### ENTRIES PROVIDED
===============

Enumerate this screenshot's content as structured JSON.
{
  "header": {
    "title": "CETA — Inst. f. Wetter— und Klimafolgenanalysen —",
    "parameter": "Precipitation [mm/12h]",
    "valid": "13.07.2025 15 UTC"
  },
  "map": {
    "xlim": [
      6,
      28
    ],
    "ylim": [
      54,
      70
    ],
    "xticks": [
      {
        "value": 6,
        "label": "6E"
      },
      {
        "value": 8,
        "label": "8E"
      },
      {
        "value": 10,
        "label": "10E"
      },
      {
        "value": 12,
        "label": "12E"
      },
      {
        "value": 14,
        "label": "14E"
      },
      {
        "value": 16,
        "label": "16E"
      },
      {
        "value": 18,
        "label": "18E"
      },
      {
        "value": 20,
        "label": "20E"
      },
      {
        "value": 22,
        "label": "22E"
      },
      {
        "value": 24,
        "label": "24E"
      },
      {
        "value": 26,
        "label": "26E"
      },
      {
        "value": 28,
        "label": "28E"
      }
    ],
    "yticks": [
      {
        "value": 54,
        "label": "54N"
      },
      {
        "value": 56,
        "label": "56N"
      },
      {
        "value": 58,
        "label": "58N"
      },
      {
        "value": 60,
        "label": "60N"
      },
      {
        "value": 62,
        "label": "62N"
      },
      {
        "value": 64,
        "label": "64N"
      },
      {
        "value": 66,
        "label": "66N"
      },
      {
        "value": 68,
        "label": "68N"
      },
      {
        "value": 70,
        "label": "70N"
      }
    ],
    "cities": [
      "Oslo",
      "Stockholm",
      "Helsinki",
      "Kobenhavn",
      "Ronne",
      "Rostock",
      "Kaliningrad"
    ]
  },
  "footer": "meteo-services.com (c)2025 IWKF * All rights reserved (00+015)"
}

===============

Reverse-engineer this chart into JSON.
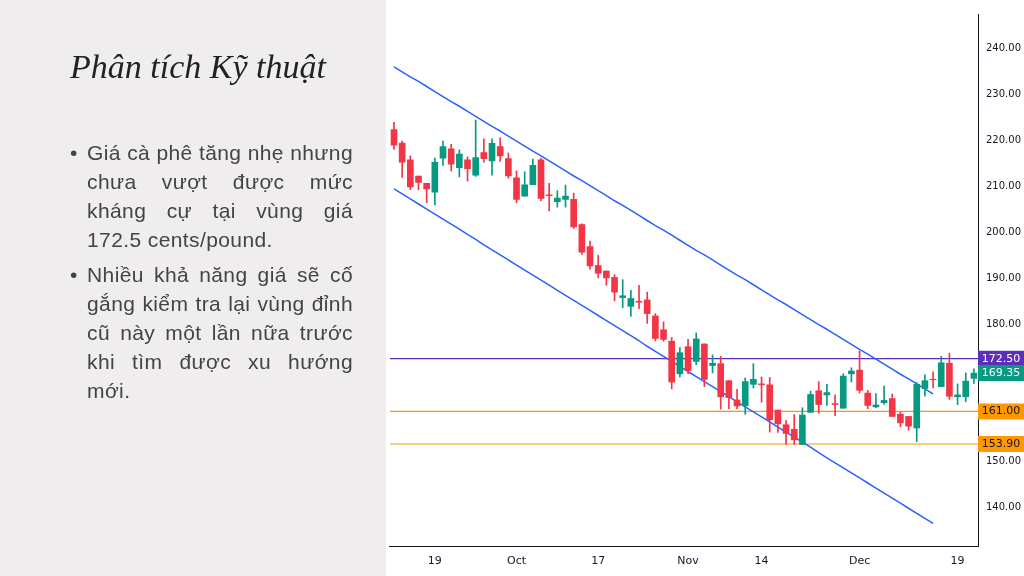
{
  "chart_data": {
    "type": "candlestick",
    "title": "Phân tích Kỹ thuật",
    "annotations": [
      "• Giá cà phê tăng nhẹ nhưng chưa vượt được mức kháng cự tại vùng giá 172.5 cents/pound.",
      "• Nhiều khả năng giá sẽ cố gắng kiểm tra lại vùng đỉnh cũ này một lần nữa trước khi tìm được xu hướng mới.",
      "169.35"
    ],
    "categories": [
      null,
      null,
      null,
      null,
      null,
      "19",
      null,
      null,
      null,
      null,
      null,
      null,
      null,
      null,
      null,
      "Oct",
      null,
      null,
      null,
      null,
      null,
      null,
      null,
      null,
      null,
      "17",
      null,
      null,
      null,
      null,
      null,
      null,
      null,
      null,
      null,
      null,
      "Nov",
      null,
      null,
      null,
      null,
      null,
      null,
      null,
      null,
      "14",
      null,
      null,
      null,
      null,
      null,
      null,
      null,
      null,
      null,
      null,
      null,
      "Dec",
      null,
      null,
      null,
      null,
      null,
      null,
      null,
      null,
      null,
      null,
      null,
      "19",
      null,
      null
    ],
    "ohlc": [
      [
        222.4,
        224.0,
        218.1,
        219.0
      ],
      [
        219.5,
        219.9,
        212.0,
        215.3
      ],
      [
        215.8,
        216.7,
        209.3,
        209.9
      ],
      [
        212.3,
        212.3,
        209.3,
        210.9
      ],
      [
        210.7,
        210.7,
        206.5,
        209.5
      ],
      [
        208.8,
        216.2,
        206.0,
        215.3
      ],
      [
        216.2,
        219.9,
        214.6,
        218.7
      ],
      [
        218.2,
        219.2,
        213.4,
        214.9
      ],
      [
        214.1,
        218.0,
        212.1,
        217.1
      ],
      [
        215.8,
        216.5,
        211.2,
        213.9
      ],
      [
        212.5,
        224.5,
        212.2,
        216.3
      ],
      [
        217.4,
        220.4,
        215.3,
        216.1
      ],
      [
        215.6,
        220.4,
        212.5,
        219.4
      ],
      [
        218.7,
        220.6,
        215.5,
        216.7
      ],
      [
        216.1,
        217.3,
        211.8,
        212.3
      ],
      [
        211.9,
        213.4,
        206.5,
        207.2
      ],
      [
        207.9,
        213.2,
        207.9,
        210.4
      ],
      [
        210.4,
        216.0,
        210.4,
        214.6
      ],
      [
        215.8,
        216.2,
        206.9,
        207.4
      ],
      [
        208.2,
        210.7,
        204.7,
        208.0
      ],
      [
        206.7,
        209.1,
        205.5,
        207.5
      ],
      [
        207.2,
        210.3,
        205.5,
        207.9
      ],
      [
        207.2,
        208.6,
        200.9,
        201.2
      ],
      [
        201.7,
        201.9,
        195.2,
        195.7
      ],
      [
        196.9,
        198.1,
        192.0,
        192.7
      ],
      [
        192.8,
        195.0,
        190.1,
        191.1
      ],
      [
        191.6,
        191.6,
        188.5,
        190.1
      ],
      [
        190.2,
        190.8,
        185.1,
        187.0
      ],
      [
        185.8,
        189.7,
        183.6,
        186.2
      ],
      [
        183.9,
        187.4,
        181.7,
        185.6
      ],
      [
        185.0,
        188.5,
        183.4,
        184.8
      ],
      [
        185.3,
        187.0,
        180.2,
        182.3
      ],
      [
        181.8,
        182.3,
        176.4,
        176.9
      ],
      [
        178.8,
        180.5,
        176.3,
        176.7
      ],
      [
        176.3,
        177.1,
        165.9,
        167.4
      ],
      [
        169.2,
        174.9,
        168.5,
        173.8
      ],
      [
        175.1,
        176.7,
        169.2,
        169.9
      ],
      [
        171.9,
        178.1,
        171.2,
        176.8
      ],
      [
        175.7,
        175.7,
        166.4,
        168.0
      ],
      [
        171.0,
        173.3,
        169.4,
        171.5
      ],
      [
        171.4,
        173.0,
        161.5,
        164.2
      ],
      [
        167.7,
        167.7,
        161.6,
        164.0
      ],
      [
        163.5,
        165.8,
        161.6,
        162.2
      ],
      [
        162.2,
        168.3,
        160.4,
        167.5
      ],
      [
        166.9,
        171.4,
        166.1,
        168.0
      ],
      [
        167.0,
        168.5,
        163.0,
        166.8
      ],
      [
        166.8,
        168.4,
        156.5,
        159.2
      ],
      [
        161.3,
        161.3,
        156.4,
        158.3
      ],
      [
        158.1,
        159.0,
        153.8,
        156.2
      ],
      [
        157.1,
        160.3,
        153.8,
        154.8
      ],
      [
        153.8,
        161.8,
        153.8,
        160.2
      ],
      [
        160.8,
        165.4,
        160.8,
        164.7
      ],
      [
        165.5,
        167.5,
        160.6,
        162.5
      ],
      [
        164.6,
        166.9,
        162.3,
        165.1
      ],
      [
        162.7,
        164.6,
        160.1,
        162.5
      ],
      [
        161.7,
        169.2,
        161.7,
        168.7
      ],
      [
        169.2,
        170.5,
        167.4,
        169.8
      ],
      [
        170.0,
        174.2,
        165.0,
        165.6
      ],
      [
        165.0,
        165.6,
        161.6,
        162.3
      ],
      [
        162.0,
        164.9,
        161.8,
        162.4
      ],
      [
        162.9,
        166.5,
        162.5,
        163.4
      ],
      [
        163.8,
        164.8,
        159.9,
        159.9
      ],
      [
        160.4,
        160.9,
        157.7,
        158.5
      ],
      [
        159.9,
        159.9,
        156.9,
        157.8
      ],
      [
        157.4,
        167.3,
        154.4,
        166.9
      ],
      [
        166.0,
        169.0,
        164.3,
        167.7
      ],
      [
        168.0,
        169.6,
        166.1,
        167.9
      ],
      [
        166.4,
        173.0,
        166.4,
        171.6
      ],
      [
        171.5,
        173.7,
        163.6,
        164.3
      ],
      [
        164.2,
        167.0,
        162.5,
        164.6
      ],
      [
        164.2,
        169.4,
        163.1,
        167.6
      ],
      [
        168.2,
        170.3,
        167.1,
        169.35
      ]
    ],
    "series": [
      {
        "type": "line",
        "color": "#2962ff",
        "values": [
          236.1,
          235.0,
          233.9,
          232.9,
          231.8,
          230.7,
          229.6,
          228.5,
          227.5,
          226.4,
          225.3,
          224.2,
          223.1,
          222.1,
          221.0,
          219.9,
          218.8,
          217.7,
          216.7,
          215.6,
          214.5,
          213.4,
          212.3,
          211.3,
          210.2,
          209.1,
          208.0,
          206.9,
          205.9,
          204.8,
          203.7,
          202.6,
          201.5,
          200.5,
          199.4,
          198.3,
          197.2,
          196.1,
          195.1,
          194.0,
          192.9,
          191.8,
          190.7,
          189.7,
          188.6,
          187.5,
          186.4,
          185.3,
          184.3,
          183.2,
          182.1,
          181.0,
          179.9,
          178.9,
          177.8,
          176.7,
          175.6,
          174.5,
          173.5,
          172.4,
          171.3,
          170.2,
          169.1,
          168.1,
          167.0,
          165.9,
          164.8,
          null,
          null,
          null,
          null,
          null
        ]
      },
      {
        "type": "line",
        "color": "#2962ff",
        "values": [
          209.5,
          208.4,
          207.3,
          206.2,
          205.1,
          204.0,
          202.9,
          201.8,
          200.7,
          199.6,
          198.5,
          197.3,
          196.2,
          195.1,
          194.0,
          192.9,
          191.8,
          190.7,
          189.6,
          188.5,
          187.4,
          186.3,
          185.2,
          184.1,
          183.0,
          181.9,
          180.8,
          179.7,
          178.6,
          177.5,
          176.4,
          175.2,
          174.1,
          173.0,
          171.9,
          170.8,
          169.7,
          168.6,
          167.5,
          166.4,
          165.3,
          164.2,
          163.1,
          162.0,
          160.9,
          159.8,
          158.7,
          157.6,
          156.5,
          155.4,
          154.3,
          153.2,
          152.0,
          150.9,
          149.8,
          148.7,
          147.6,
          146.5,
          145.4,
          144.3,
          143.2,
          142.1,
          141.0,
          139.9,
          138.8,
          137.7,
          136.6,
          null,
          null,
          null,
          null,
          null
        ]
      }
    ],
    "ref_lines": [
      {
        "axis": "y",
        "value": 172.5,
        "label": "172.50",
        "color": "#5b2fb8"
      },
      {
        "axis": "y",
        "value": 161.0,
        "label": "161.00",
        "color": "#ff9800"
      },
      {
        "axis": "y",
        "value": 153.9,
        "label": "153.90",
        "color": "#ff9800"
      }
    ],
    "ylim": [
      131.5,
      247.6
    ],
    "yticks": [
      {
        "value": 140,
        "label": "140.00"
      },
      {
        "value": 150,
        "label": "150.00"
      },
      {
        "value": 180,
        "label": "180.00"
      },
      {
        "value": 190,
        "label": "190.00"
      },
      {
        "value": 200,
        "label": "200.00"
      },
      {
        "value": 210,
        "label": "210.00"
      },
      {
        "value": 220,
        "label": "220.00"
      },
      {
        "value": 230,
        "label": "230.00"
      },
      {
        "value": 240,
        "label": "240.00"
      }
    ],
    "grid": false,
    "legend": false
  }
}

===============

### INSTRUCTION
Identify each line in the records above containing the word "title"; copy those lines.

### RESPONSE
    "title": "CETA — Inst. f. Wetter— und Klimafolgenanalysen —",
    "title": "Phân tích Kỹ thuật",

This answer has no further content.